*What the exercise asks:* Restate the whole of the material. Keep every word, and drop the pictures.
——————————
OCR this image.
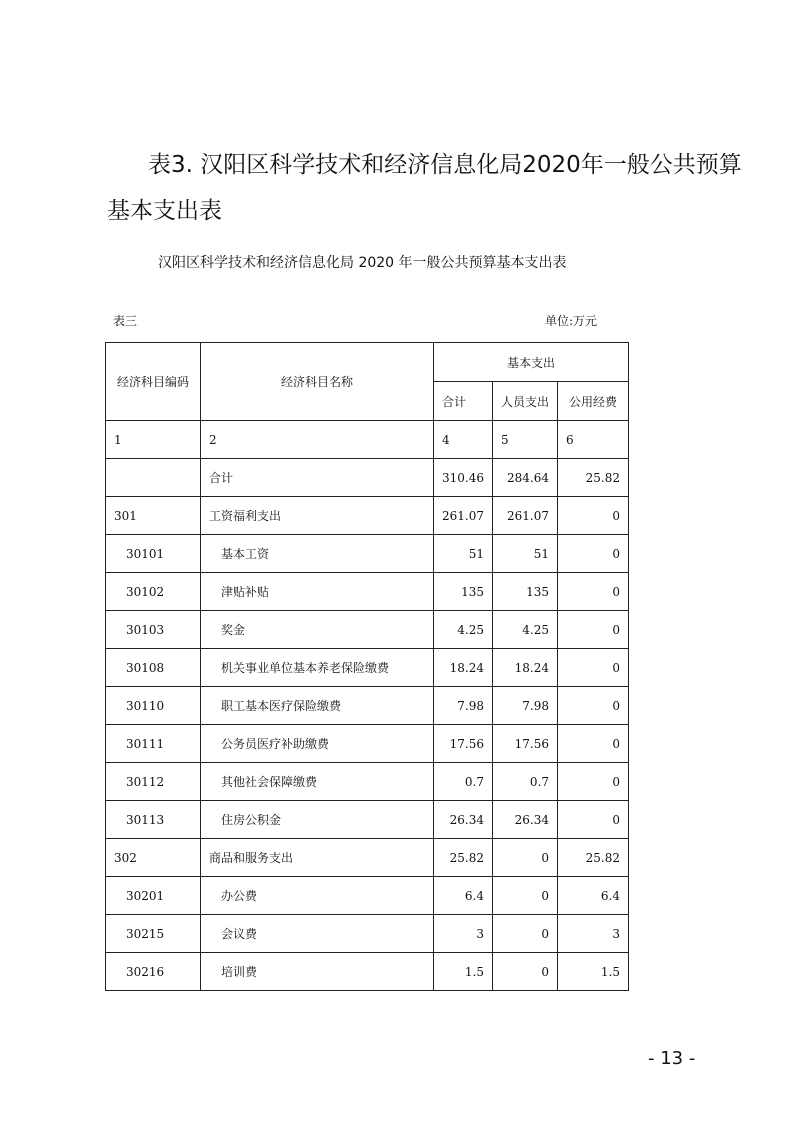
表3. 汉阳区科学技术和经济信息化局2020年一般公共预算
基本支出表
汉阳区科学技术和经济信息化局 2020 年一般公共预算基本支出表
表三	单位:万元
经济科目编码	经济科目名称	基本支出		
		合计	人员支出	公用经费
1	2	4	5	6
	合计	310.46	284.64	25.82
301	工资福利支出	261.07	261.07	0
30101	基本工资	51	51	0
30102	津贴补贴	135	135	0
30103	奖金	4.25	4.25	0
30108	机关事业单位基本养老保险缴费	18.24	18.24	0
30110	职工基本医疗保险缴费	7.98	7.98	0
30111	公务员医疗补助缴费	17.56	17.56	0
30112	其他社会保障缴费	0.7	0.7	0
30113	住房公积金	26.34	26.34	0
302	商品和服务支出	25.82	0	25.82
30201	办公费	6.4	0	6.4
30215	会议费	3	0	3
30216	培训费	1.5	0	1.5
- 13 -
——————————
*Finished task:*
OCR this image.
表3. 汉阳区科学技术和经济信息化局2020年一般公共预算
基本支出表
汉阳区科学技术和经济信息化局 2020 年一般公共预算基本支出表
表三	单位:万元
经济科目编码	经济科目名称	基本支出		
		合计	人员支出	公用经费
1	2	4	5	6
	合计	310.46	284.64	25.82
301	工资福利支出	261.07	261.07	0
30101	基本工资	51	51	0
30102	津贴补贴	135	135	0
30103	奖金	4.25	4.25	0
30108	机关事业单位基本养老保险缴费	18.24	18.24	0
30110	职工基本医疗保险缴费	7.98	7.98	0
30111	公务员医疗补助缴费	17.56	17.56	0
30112	其他社会保障缴费	0.7	0.7	0
30113	住房公积金	26.34	26.34	0
302	商品和服务支出	25.82	0	25.82
30201	办公费	6.4	0	6.4
30215	会议费	3	0	3
30216	培训费	1.5	0	1.5
- 13 -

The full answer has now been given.